__Check your understanding__.
1) In the article on attentional resilience, why is attentional control described as a potentially powerful tool against delirium and dementia? Answer in one to three sentences.
2) Condense the paragraph of the article on attentional resilience that begins "In delirium and Alzheimer's disease" into a short bulleted list that keeps its main facts.
3) Reproduce word for word the part of the article on attentional resilience that opens with the words containing "In delirium and Alzheimer’s" and closes with "of delirium and dementia.".

--- Selected passage Enclosed Below ---

Exploring the Role of Attentional Control in Delirium and Dementia

The National Institutes of Health’s National Institute on Aging has awarded Duke Anesthesiology’s Leah Acker, MD, PhD, a five-year $3,820,100 R01 grant for her project, “Attentional Resilience in Older Adults.” The study will introduce the concept of attentional resilience—the brain’s ability to preserve cognitive performance by efficiently reallocating limited neural resources during physiological stress—and will evaluate its potential underlying mechanisms using scheduled surgery in cognitively healthy older adults as a “natural experiment.”

In delirium and Alzheimer’s disease (AD), which increase the risk for each other, patients suffer deficits in executive functions, including attentional control. There is a critical gap in our understanding of the mechanisms by which attentional control capacity may promote cognitive resilience in both delirium and dementia. Even under normal conditions, neural resources for navigating the world around us are fundamentally limited (ie, we can’t attend to everything in our environment), yet attentional control allows the brain to effectively allocate neural resources to accomplish cognitive tasks. Strong attentional control can protect cognitive function when the brain is injured and inflamed, which makes attentional control a potentially powerful tool for reducing the incidence and impact of delirium and dementia.

The overall objective of Acker’s research is to better understand the neural mechanisms underlying attentional resilience, which enable individuals to more effectively allocate neural resources, and thus, to remain attentive to their surrounding environment despite neuronal injury and/or neuro-inflammation. The central hypothesis is that neural mechanisms underlying robust attentional control before surgery facilitate attentional resilience after surgery.

--- End of Enclosed Selected passage ---
--- Dataset records Enclosed Below ---

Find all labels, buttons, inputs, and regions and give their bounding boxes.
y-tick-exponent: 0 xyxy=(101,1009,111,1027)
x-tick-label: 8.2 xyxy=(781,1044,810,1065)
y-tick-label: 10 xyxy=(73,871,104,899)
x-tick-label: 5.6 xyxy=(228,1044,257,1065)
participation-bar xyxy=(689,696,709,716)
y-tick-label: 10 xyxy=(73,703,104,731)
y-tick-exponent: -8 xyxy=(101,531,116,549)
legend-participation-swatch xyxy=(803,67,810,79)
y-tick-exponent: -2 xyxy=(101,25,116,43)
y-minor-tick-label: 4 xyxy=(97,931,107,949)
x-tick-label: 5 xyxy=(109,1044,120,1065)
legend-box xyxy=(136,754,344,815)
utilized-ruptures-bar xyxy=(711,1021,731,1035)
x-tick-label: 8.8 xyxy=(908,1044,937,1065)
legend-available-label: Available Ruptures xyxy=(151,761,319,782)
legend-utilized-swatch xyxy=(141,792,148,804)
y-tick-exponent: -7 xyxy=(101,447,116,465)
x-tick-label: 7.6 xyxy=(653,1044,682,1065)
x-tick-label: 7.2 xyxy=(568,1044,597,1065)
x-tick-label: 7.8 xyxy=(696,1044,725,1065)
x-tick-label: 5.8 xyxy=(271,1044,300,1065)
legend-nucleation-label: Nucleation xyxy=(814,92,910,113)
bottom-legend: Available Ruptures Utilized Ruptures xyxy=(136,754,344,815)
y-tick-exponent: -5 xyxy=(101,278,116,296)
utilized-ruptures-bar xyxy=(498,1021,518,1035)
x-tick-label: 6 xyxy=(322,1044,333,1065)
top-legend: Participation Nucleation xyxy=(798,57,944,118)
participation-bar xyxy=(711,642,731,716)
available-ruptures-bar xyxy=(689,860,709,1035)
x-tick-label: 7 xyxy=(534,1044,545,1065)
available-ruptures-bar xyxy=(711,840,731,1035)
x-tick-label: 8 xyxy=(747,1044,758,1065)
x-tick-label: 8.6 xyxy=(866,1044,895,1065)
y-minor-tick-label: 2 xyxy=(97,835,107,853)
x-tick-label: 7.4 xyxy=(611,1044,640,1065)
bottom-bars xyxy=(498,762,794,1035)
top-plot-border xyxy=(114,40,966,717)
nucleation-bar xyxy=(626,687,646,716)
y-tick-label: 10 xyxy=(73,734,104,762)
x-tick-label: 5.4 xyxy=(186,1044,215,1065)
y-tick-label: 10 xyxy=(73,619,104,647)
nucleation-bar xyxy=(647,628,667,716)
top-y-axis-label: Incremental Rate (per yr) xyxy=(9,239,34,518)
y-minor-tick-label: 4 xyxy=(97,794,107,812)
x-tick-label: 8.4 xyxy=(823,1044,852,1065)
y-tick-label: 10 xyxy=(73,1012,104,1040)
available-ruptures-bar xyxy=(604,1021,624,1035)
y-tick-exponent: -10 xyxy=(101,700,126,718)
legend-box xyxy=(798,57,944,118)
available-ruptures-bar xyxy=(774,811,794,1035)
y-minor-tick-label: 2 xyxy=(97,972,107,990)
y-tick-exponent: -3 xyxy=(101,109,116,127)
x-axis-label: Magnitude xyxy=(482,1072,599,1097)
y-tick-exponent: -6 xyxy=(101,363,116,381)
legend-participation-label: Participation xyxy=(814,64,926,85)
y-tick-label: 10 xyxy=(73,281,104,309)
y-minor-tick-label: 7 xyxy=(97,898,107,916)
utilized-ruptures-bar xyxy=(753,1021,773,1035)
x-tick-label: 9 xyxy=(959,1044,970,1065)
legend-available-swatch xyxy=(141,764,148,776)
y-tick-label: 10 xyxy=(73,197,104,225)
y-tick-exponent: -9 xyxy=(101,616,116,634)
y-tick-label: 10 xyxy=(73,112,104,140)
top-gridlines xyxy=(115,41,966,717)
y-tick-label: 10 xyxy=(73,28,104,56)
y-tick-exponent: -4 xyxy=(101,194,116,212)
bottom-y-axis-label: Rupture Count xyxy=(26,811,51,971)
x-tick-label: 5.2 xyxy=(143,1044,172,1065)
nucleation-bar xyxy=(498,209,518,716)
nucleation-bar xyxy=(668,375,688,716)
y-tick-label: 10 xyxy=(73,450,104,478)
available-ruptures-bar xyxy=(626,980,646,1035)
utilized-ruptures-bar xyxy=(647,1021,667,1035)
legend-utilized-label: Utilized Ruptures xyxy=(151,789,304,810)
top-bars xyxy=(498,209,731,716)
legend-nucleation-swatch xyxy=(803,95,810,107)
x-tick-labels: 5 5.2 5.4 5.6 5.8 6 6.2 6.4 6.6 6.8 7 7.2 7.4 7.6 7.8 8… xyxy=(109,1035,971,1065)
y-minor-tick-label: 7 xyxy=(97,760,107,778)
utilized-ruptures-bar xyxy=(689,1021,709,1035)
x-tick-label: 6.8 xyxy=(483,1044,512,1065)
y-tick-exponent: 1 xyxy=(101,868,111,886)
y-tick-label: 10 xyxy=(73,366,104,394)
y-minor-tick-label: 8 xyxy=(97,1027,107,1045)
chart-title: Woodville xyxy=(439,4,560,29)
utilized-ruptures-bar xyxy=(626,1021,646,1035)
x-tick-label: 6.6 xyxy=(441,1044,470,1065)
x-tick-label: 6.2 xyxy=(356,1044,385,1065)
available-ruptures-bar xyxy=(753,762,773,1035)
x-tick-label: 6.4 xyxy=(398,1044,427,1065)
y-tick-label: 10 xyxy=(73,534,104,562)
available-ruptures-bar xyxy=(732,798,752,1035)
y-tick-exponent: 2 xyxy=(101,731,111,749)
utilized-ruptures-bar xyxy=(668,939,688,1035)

--- End of Enclosed Dataset records ---

__Answers__.
1) Strong attentional control can protect cognitive function when the brain is injured and inflamed. That protective effect is what makes it a potentially powerful tool for reducing the incidence and impact of delirium and dementia.

2)
- Delirium and Alzheimer's disease (AD) increase the risk for each other, and patients with either suffer deficits in executive functions, including attentional control.
- There is a critical gap in understanding how attentional control capacity may promote cognitive resilience in both conditions.
- Neural resources are fundamentally limited even under normal conditions, but attentional control lets the brain allocate them effectively to accomplish cognitive tasks.
- Strong attentional control can protect cognitive function when the brain is injured and inflamed, making it a potentially powerful tool for reducing the incidence and impact of delirium and dementia.

3)
In delirium and Alzheimer’s disease (AD), which increase the risk for each other, patients suffer deficits in executive functions, including attentional control. There is a critical gap in our understanding of the mechanisms by which attentional control capacity may promote cognitive resilience in both delirium and dementia. Even under normal conditions, neural resources for navigating the world around us are fundamentally limited (ie, we can’t attend to everything in our environment), yet attentional control allows the brain to effectively allocate neural resources to accomplish cognitive tasks. Strong attentional control can protect cognitive function when the brain is injured and inflamed, which makes attentional control a potentially powerful tool for reducing the incidence and impact of delirium and dementia.